REQUIREMENTS: Reproduce the listing exactly, with no pictures in your copy.

SUPPLIED MATERIAL:
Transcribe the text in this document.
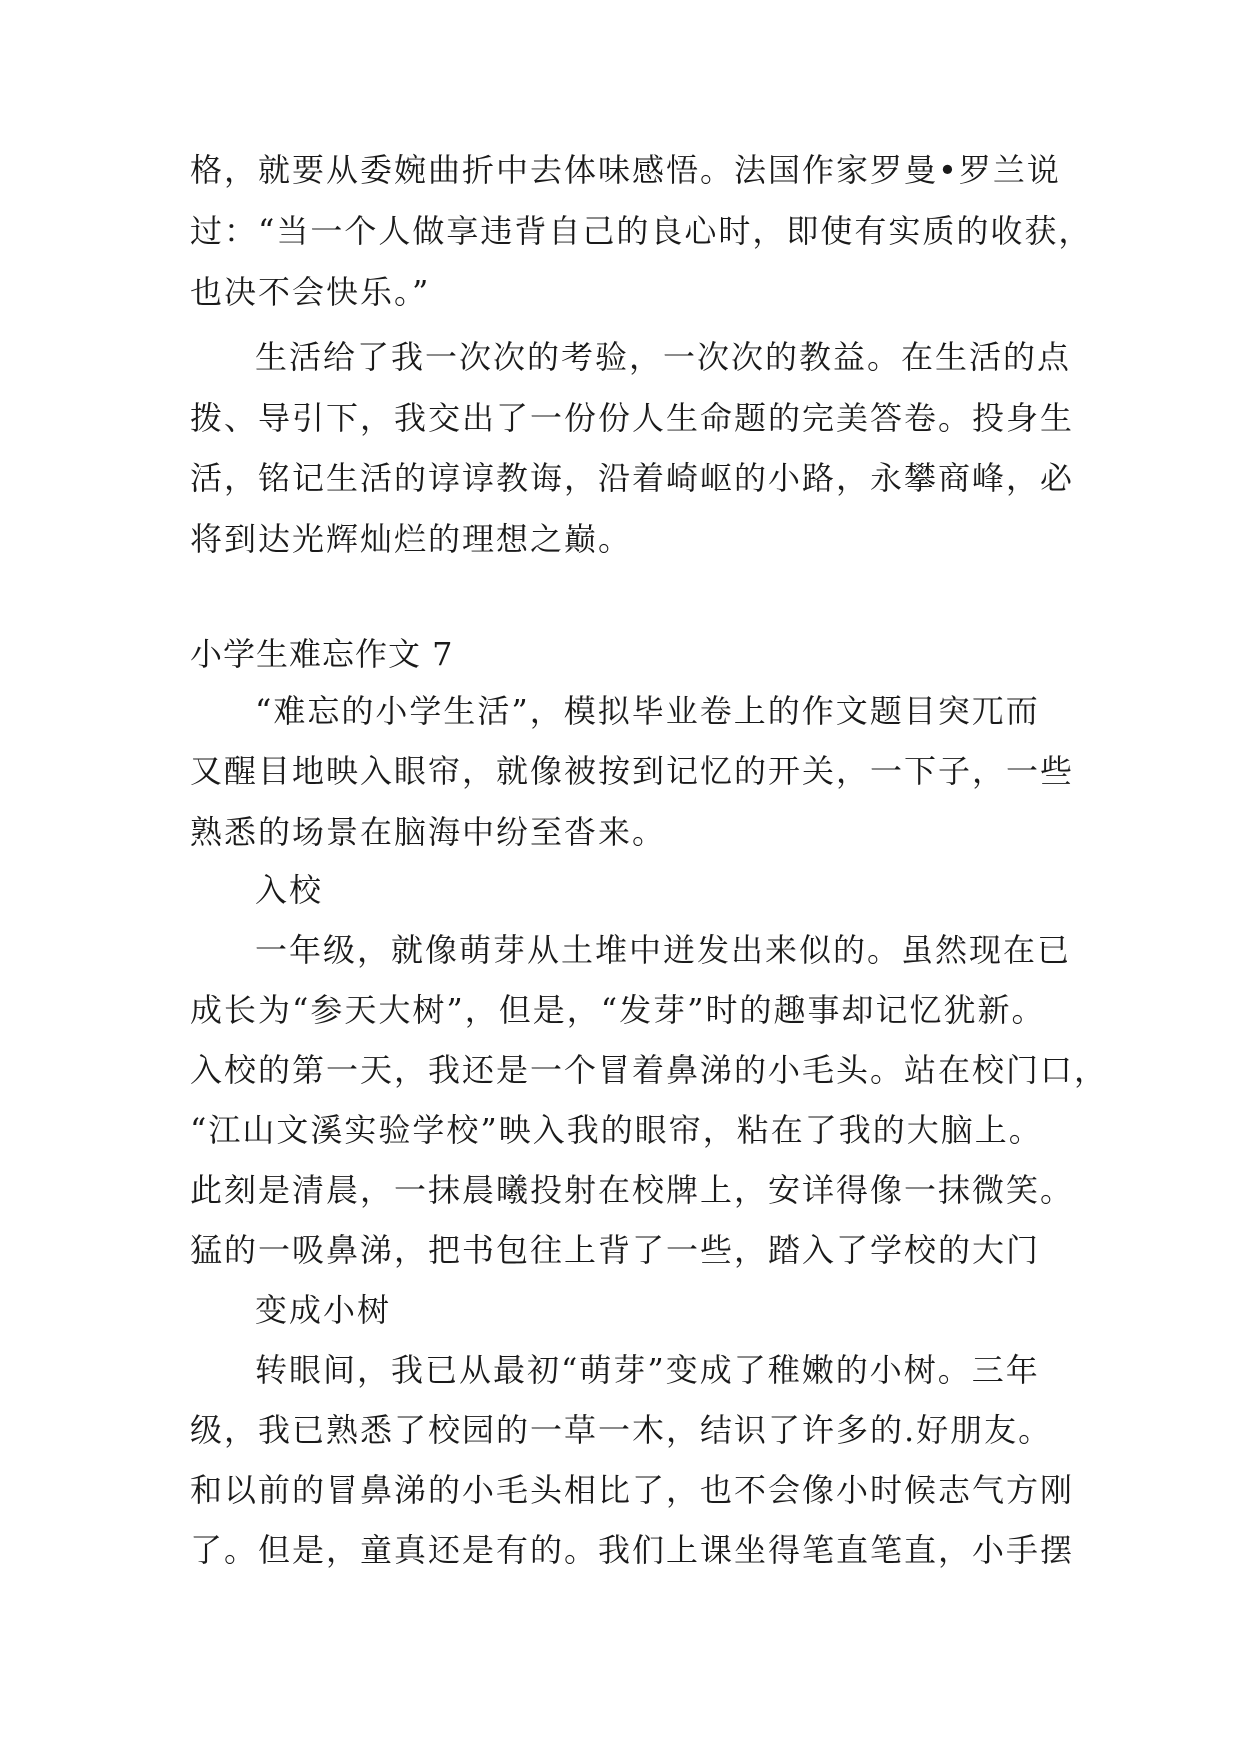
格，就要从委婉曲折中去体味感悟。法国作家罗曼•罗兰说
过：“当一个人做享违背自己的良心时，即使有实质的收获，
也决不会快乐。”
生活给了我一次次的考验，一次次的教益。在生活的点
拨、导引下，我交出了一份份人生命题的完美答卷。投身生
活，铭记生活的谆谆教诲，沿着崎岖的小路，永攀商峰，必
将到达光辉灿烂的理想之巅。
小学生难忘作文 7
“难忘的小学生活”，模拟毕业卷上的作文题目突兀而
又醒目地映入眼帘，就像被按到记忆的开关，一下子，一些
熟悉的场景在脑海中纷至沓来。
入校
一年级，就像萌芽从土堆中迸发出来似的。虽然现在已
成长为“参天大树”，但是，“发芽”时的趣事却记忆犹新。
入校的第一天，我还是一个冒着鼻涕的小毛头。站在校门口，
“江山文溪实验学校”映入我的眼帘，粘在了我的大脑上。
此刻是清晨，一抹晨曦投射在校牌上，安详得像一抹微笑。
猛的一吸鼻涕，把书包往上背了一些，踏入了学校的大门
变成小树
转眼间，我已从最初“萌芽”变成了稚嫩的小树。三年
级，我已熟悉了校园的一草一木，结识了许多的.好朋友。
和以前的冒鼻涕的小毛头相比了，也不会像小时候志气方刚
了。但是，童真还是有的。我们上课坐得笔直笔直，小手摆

SOLUTION TO THE EXERCISE:
Transcribe the text in this document.
格，就要从委婉曲折中去体味感悟。法国作家罗曼•罗兰说
过：“当一个人做享违背自己的良心时，即使有实质的收获，
也决不会快乐。”
生活给了我一次次的考验，一次次的教益。在生活的点
拨、导引下，我交出了一份份人生命题的完美答卷。投身生
活，铭记生活的谆谆教诲，沿着崎岖的小路，永攀商峰，必
将到达光辉灿烂的理想之巅。
小学生难忘作文 7
“难忘的小学生活”，模拟毕业卷上的作文题目突兀而
又醒目地映入眼帘，就像被按到记忆的开关，一下子，一些
熟悉的场景在脑海中纷至沓来。
入校
一年级，就像萌芽从土堆中迸发出来似的。虽然现在已
成长为“参天大树”，但是，“发芽”时的趣事却记忆犹新。
入校的第一天，我还是一个冒着鼻涕的小毛头。站在校门口，
“江山文溪实验学校”映入我的眼帘，粘在了我的大脑上。
此刻是清晨，一抹晨曦投射在校牌上，安详得像一抹微笑。
猛的一吸鼻涕，把书包往上背了一些，踏入了学校的大门
变成小树
转眼间，我已从最初“萌芽”变成了稚嫩的小树。三年
级，我已熟悉了校园的一草一木，结识了许多的.好朋友。
和以前的冒鼻涕的小毛头相比了，也不会像小时候志气方刚
了。但是，童真还是有的。我们上课坐得笔直笔直，小手摆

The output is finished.